[AUSGANGSTEXT]:
So existenziell auf der Spur persönlicher Erlösungsgeschichten, beginnen meine Erinnerungen nur so zu purzeln: Da ist das Familienmitglied, dessen Vertrauen ich sehr verletzt und das ich schlimm belogen hatte. Wie schwer fiel es mir, die Schuld einzugestehen. Erste Stufe der Erlösung, als das Bekenntnis endlich draußen war! (Kleine gedankliche Selbstkorrektur: es gibt also doch Momente, wo wir uns auch selbst erlösen können…) Und wie habe ich dann gebangt, ob die Person mir würde verzeihen können! Ich spüre – wenn ich daran denke – noch heute sofort körperlich, wie mir der Stein vom Herzen fiel, als sie mir endlich die erlösende Geste der Versöhnung schenken konnte.

So gehören die Sehnsucht nach Erlösung und das Glück ihrer Erfüllung zu den existenziellsten Erfahrungen unseres Lebens.

Auf ein ganzes Leben hin betrachtet oder in Wahrnehmung extremerer Schicksale als meines, da ballen sich die Erlösungsbedarfe oft mächtig zusammen:

Da hat sich jemand so sehr im Teufelskreis des Bösen verstrickt, dass er immer tiefer in Schuld versinkt und sich unrettbar verloren glaubt. Da wurde jemand so oft in Sachen Liebe enttäuscht, dass er gar nicht mehr glauben kann, überhaupt liebenswert zu sein.

Da ist jemand so vom fundamentalen Misslingen verfolgt, hat viele Hoffnungen begraben müssen, so viele Menschen an seiner Seite verloren, so viel Schmerz, Krankheit, Trauer und Tod ertragen müssen, dass ihm das Leben insgesamt als vollkommen sinnlos erscheint.

Depression und „Burn-out“ so verbreitet heute als „SinnlosigkeitsKrankheit“, früher Schwermut genannt. Für mich Zustände mit besonders starkem Erlösungsbedarf.

Was ist eigentlich das Gegenteil von Erlösung? (Pause) Ich fürchte Verzweiflung. Weil mir dann die Hoffnung schwindet, dass ich die ersehnte Befreiung wirklich irgendwann finden kann.

Und welche erlösende Rolle kann dabei nun Ostern spielen?

[ANFORDERUNG 1]: Wie wurde laut dem Text über Erlösung früher genannt, was heute als Depression und „Burn-out“ verbreitet ist?
[ANFORDERUNG 2]: Gib aus dem Text über Erlösung den Abschnitt von „Auf ein ganzes“ bis „besonders starkem Erlösungsbedarf.“ wortgetreu aus.
Die Zeilen stammen aus einer anderen Quelle.

[ANGEZEIGTE DATEN]:
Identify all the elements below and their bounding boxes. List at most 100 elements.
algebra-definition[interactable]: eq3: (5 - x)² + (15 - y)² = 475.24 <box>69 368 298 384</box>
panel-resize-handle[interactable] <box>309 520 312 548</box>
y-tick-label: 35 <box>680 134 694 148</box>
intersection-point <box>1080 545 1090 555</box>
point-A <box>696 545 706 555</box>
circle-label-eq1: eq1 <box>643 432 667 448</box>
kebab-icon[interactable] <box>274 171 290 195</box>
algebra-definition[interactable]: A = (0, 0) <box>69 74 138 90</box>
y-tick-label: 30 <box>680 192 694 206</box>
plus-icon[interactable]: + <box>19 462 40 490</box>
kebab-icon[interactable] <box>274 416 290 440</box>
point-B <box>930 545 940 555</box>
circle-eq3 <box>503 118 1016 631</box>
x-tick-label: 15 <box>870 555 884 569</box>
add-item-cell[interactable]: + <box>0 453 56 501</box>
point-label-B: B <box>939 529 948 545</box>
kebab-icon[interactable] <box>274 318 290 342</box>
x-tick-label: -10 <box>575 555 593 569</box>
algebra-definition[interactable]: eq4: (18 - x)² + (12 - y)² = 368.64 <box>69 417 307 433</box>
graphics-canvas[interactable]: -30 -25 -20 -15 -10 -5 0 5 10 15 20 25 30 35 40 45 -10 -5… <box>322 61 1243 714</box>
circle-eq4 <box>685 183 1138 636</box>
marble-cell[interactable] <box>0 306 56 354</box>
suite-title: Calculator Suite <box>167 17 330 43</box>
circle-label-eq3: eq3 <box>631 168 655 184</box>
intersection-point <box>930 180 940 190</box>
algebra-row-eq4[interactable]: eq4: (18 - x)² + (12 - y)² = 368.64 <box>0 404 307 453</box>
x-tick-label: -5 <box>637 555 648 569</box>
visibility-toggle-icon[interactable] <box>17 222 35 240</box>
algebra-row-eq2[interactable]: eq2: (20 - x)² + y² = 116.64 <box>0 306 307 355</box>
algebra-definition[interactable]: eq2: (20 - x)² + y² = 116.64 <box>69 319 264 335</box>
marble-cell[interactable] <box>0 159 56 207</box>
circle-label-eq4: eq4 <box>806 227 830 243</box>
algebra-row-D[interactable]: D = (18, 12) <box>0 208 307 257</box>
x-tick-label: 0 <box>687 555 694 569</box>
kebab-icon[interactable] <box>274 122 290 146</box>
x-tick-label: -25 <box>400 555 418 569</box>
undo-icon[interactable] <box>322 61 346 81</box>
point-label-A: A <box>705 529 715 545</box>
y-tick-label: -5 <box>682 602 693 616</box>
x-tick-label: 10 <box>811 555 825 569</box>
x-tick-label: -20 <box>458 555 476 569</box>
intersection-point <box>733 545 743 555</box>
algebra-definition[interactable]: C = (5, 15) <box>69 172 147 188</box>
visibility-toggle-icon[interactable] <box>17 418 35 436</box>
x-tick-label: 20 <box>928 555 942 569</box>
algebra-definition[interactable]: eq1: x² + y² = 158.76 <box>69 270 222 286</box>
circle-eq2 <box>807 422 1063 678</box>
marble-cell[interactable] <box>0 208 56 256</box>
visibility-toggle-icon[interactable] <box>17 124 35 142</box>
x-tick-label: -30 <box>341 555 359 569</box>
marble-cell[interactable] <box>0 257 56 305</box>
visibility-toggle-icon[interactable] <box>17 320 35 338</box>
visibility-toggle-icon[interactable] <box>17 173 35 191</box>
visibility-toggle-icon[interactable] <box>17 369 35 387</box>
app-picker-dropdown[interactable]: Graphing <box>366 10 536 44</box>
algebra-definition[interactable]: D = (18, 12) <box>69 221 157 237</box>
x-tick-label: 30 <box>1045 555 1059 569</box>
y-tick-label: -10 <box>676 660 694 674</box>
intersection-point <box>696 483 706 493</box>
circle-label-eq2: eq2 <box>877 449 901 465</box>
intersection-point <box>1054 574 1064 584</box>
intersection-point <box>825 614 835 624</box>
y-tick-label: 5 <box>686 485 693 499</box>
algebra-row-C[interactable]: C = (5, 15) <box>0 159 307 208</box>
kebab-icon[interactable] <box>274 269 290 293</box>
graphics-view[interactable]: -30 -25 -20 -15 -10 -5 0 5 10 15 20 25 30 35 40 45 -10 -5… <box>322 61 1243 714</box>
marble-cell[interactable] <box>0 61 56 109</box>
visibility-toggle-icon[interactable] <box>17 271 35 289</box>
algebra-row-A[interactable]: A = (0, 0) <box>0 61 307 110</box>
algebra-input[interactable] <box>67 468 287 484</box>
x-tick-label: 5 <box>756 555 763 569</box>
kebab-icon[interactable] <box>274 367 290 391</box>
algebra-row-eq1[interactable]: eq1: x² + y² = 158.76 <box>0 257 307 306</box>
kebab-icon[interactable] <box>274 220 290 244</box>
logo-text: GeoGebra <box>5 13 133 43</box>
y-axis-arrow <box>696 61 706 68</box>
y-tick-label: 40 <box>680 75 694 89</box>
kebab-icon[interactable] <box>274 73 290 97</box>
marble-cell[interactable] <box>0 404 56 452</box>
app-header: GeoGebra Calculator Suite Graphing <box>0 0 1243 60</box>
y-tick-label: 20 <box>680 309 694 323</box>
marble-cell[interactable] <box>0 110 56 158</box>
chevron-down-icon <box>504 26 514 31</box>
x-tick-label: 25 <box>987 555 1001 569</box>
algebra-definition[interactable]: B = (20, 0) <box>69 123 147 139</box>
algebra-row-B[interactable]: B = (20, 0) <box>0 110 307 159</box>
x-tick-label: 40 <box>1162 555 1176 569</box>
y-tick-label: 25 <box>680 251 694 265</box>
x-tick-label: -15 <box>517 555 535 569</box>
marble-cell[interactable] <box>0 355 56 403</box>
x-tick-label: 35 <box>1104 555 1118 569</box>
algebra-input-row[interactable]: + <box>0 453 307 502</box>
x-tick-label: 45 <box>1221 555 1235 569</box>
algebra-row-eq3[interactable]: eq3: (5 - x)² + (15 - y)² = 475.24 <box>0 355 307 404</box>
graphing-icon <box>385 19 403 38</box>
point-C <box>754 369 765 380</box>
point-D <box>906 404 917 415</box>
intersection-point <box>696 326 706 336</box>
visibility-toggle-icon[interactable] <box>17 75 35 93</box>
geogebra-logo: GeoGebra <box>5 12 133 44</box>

[ANTWORT 1]: Schwermut.

[ANTWORT 2]:
Auf ein ganzes Leben hin betrachtet oder in Wahrnehmung extremerer Schicksale als meines, da ballen sich die Erlösungsbedarfe oft mächtig zusammen:

Da hat sich jemand so sehr im Teufelskreis des Bösen verstrickt, dass er immer tiefer in Schuld versinkt und sich unrettbar verloren glaubt. Da wurde jemand so oft in Sachen Liebe enttäuscht, dass er gar nicht mehr glauben kann, überhaupt liebenswert zu sein.

Da ist jemand so vom fundamentalen Misslingen verfolgt, hat viele Hoffnungen begraben müssen, so viele Menschen an seiner Seite verloren, so viel Schmerz, Krankheit, Trauer und Tod ertragen müssen, dass ihm das Leben insgesamt als vollkommen sinnlos erscheint.

Depression und „Burn-out“ so verbreitet heute als „SinnlosigkeitsKrankheit“, früher Schwermut genannt. Für mich Zustände mit besonders starkem Erlösungsbedarf.